What is asked →
Return each line of the listing that contains the string "pada".

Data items
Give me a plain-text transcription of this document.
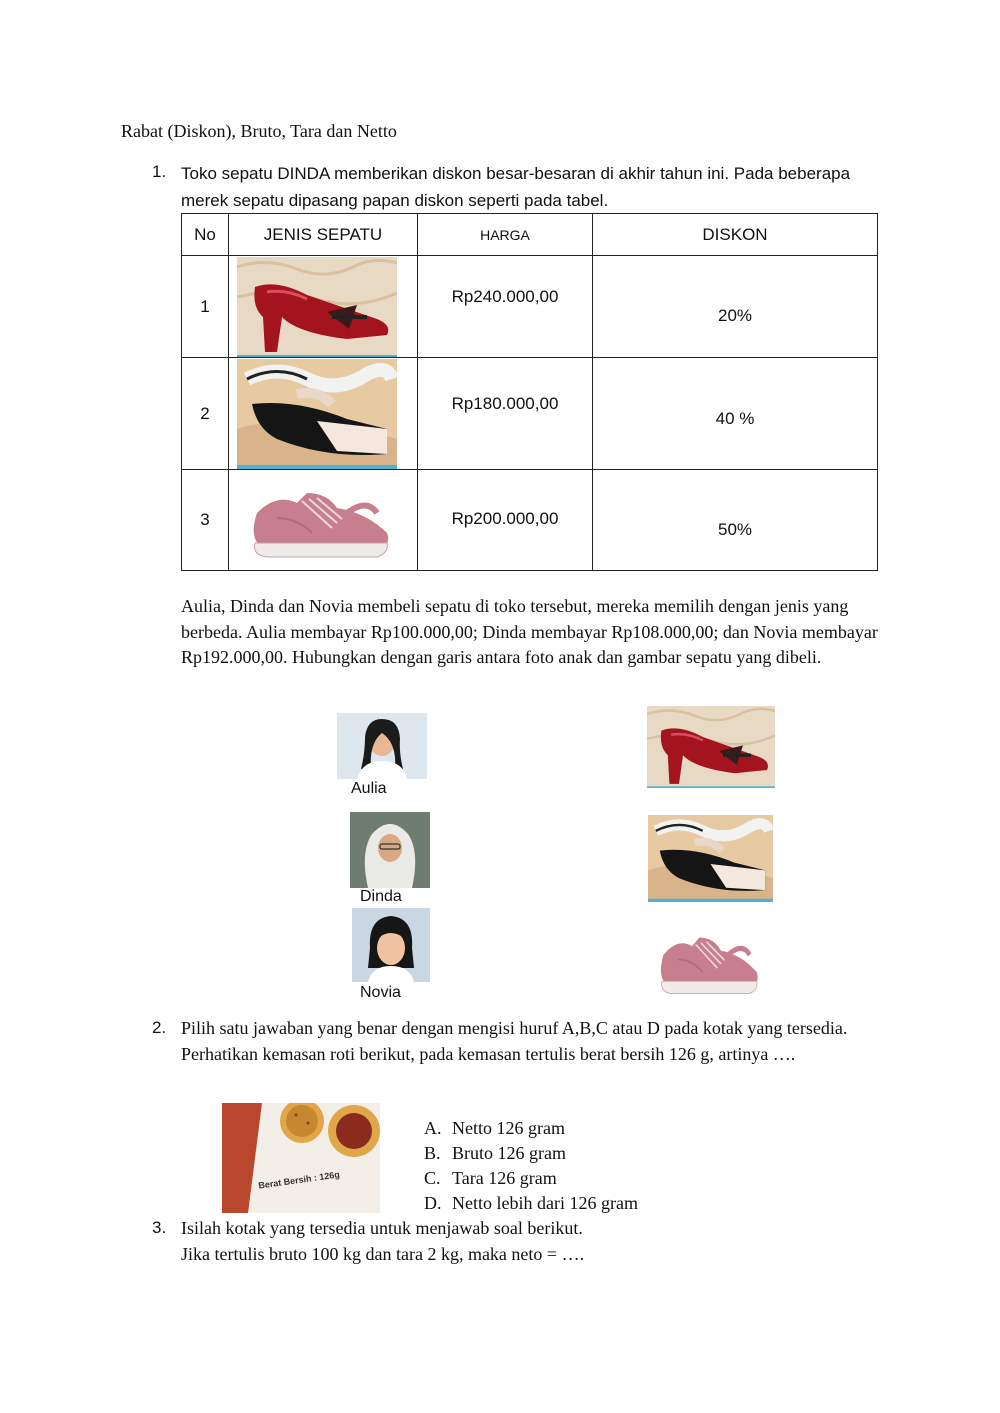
Rabat (Diskon), Bruto, Tara dan Netto
1. Toko sepatu DINDA memberikan diskon besar-besaran di akhir tahun ini. Pada beberapa merek sepatu dipasang papan diskon seperti pada tabel.
No	JENIS SEPATU	HARGA	DISKON
1		Rp240.000,00	20%

2		Rp180.000,00	40 %

3		Rp200.000,00	50%
Aulia, Dinda dan Novia membeli sepatu di toko tersebut, mereka memilih dengan jenis yang berbeda. Aulia membayar Rp100.000,00; Dinda membayar Rp108.000,00; dan Novia membayar Rp192.000,00. Hubungkan dengan garis antara foto anak dan gambar sepatu yang dibeli.
Aulia
Dinda
Novia
2. Pilih satu jawaban yang benar dengan mengisi huruf A,B,C atau D pada kotak yang tersedia.
Perhatikan kemasan roti berikut, pada kemasan tertulis berat bersih 126 g, artinya ….
Berat Bersih : 126g
A. Netto 126 gram
B. Bruto 126 gram
C. Tara 126 gram
D. Netto lebih dari 126 gram
3. Isilah kotak yang tersedia untuk menjawab soal berikut.
Jika tertulis bruto 100 kg dan tara 2 kg, maka neto = ….
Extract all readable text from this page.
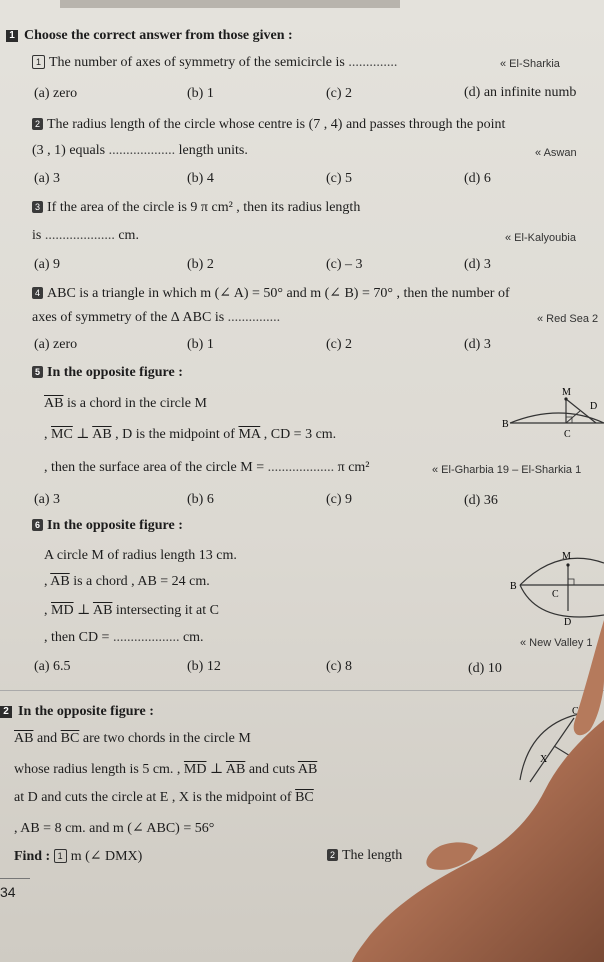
1 Choose the correct answer from those given :
1 The number of axes of symmetry of the semicircle is ..............	« El-Sharkia
(a) zero	(b) 1	(c) 2	(d) an infinite numb
2 The radius length of the circle whose centre is (7 , 4) and passes through the point
(3 , 1) equals ................... length units.	« Aswan
(a) 3	(b) 4	(c) 5	(d) 6
3 If the area of the circle is 9 π cm² , then its radius length
is .................... cm.	« El-Kalyoubia
(a) 9	(b) 2	(c) – 3	(d) 3
4 ABC is a triangle in which m (∠ A) = 50° and m (∠ B) = 70° , then the number of
axes of symmetry of the Δ ABC is ...............	« Red Sea 2
(a) zero	(b) 1	(c) 2	(d) 3
5 In the opposite figure :
$\overline{AB}$ is a chord in the circle M
, $\overline{MC}$ ⊥ $\overline{AB}$ , D is the midpoint of $\overline{MA}$ , CD = 3 cm.
, then the surface area of the circle M = ................... π cm²	« El-Gharbia 19 – El-Sharkia 1
(a) 3	(b) 6	(c) 9	(d) 36
M
D
B
C
6 In the opposite figure :
A circle M of radius length 13 cm.
, $\overline{AB}$ is a chord , AB = 24 cm.
, $\overline{MD}$ ⊥ $\overline{AB}$ intersecting it at C
, then CD = ................... cm.	« New Valley 1
(a) 6.5	(b) 12	(c) 8	(d) 10
M
B
C
D
2 In the opposite figure :
$\overline{AB}$ and $\overline{BC}$ are two chords in the circle M
whose radius length is 5 cm. , $\overline{MD}$ ⊥ $\overline{AB}$ and cuts $\overline{AB}$
at D and cuts the circle at E , X is the midpoint of $\overline{BC}$
, AB = 8 cm. and m (∠ ABC) = 56°
Find : 1 m (∠ DMX)	2 The length
C
X
34
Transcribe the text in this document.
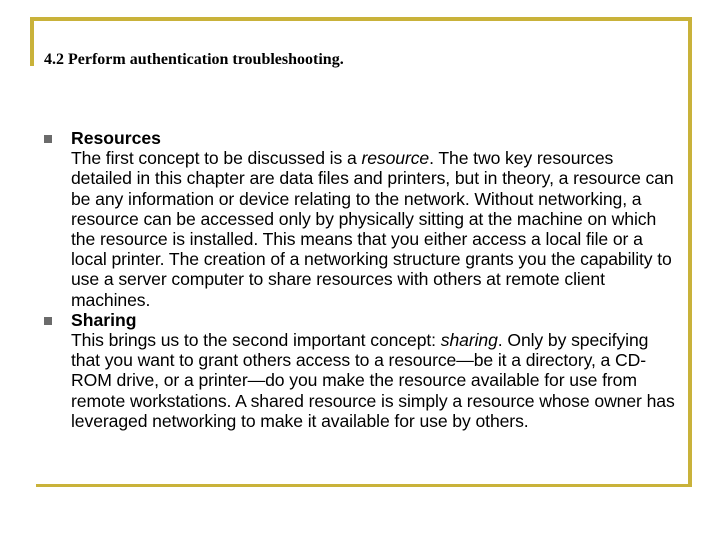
4.2 Perform authentication troubleshooting.
Resources
The first concept to be discussed is a resource. The two key resources detailed in this chapter are data files and printers, but in theory, a resource can be any information or device relating to the network. Without networking, a resource can be accessed only by physically sitting at the machine on which the resource is installed. This means that you either access a local file or a local printer. The creation of a networking structure grants you the capability to use a server computer to share resources with others at remote client machines.
Sharing
This brings us to the second important concept: sharing. Only by specifying that you want to grant others access to a resource—be it a directory, a CD-ROM drive, or a printer—do you make the resource available for use from remote workstations. A shared resource is simply a resource whose owner has leveraged networking to make it available for use by others.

Output of the task →
1. Toko sepatu DINDA memberikan diskon besar-besaran di akhir tahun ini. Pada beberapa merek sepatu dipasang papan diskon seperti pada tabel.
2. Pilih satu jawaban yang benar dengan mengisi huruf A,B,C atau D pada kotak yang tersedia.
Perhatikan kemasan roti berikut, pada kemasan tertulis berat bersih 126 g, artinya ….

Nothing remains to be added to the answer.